* _Task statement_
The listing below must be repeated word for word, with its images excluded.

* _Data shown_
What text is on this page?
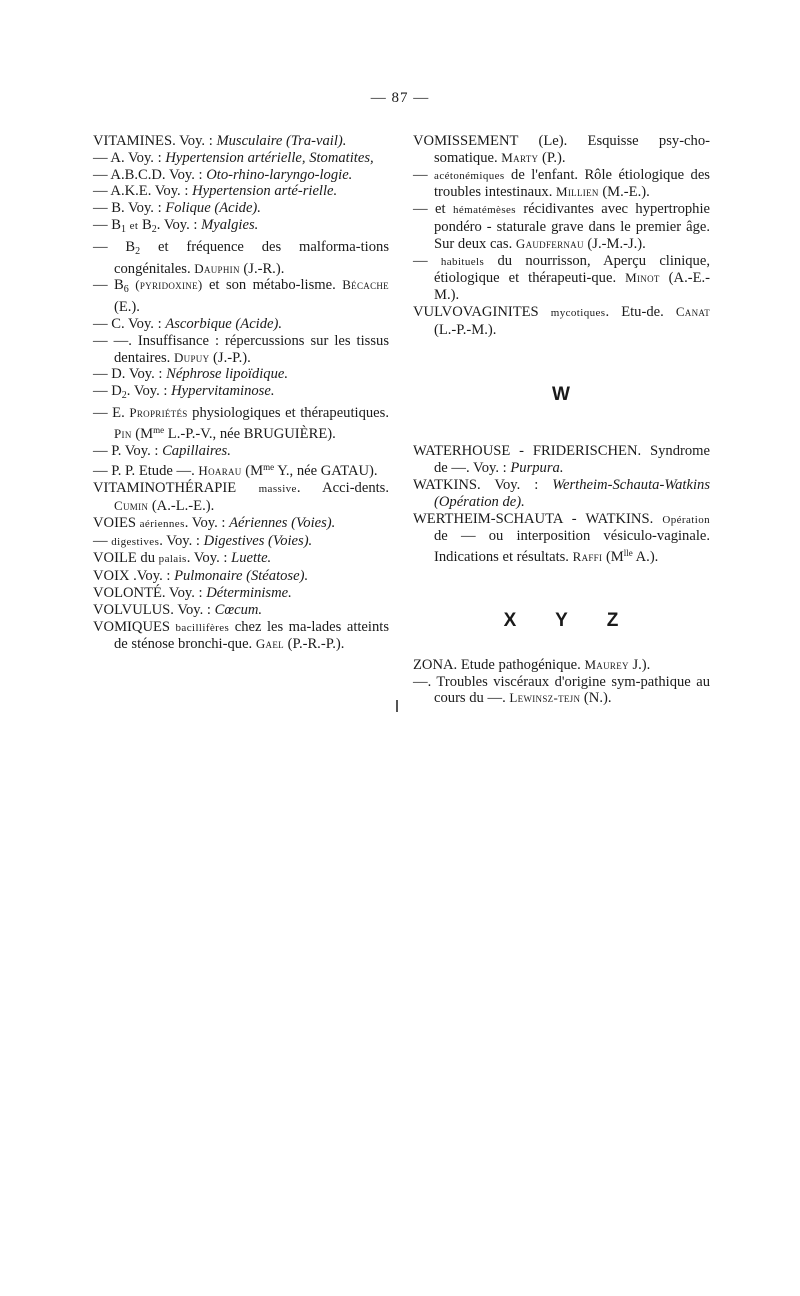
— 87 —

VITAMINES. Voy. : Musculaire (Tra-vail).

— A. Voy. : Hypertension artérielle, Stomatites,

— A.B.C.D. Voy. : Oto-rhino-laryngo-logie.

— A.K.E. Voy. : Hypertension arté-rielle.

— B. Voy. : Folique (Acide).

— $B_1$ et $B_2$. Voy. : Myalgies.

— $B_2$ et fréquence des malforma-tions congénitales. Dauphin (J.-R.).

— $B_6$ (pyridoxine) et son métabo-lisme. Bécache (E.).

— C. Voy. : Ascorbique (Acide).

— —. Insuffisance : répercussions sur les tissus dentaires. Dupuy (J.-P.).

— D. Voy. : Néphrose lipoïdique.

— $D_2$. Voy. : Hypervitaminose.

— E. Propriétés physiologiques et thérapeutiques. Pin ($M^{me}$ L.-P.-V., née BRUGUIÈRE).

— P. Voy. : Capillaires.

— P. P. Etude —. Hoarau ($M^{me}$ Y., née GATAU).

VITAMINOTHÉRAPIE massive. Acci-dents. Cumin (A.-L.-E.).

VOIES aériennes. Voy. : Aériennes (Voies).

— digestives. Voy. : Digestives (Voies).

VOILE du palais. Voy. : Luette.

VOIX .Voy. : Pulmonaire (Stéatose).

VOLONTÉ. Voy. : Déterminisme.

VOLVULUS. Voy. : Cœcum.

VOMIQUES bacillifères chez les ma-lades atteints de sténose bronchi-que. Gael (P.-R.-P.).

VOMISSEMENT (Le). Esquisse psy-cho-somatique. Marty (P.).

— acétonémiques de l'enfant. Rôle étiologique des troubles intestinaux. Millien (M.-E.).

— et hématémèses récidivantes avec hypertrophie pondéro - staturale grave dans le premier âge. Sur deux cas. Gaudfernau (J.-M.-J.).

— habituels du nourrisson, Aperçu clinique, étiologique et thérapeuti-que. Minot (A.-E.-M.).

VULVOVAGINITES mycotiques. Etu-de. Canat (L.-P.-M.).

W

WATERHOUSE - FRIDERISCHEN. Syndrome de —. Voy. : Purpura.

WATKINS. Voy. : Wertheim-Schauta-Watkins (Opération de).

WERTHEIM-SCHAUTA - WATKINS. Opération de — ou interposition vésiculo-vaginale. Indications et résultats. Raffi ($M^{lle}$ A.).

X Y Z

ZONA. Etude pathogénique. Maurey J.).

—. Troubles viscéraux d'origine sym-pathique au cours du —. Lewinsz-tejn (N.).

* _Exercise result_
What text is on this page?
— 87 —

VITAMINES. Voy. : Musculaire (Tra-vail).

— A. Voy. : Hypertension artérielle, Stomatites,

— A.B.C.D. Voy. : Oto-rhino-laryngo-logie.

— A.K.E. Voy. : Hypertension arté-rielle.

— B. Voy. : Folique (Acide).

— $B_1$ et $B_2$. Voy. : Myalgies.

— $B_2$ et fréquence des malforma-tions congénitales. Dauphin (J.-R.).

— $B_6$ (pyridoxine) et son métabo-lisme. Bécache (E.).

— C. Voy. : Ascorbique (Acide).

— —. Insuffisance : répercussions sur les tissus dentaires. Dupuy (J.-P.).

— D. Voy. : Néphrose lipoïdique.

— $D_2$. Voy. : Hypervitaminose.

— E. Propriétés physiologiques et thérapeutiques. Pin ($M^{me}$ L.-P.-V., née BRUGUIÈRE).

— P. Voy. : Capillaires.

— P. P. Etude —. Hoarau ($M^{me}$ Y., née GATAU).

VITAMINOTHÉRAPIE massive. Acci-dents. Cumin (A.-L.-E.).

VOIES aériennes. Voy. : Aériennes (Voies).

— digestives. Voy. : Digestives (Voies).

VOILE du palais. Voy. : Luette.

VOIX .Voy. : Pulmonaire (Stéatose).

VOLONTÉ. Voy. : Déterminisme.

VOLVULUS. Voy. : Cœcum.

VOMIQUES bacillifères chez les ma-lades atteints de sténose bronchi-que. Gael (P.-R.-P.).

VOMISSEMENT (Le). Esquisse psy-cho-somatique. Marty (P.).

— acétonémiques de l'enfant. Rôle étiologique des troubles intestinaux. Millien (M.-E.).

— et hématémèses récidivantes avec hypertrophie pondéro - staturale grave dans le premier âge. Sur deux cas. Gaudfernau (J.-M.-J.).

— habituels du nourrisson, Aperçu clinique, étiologique et thérapeuti-que. Minot (A.-E.-M.).

VULVOVAGINITES mycotiques. Etu-de. Canat (L.-P.-M.).

W

WATERHOUSE - FRIDERISCHEN. Syndrome de —. Voy. : Purpura.

WATKINS. Voy. : Wertheim-Schauta-Watkins (Opération de).

WERTHEIM-SCHAUTA - WATKINS. Opération de — ou interposition vésiculo-vaginale. Indications et résultats. Raffi ($M^{lle}$ A.).

X Y Z

ZONA. Etude pathogénique. Maurey J.).

—. Troubles viscéraux d'origine sym-pathique au cours du —. Lewinsz-tejn (N.).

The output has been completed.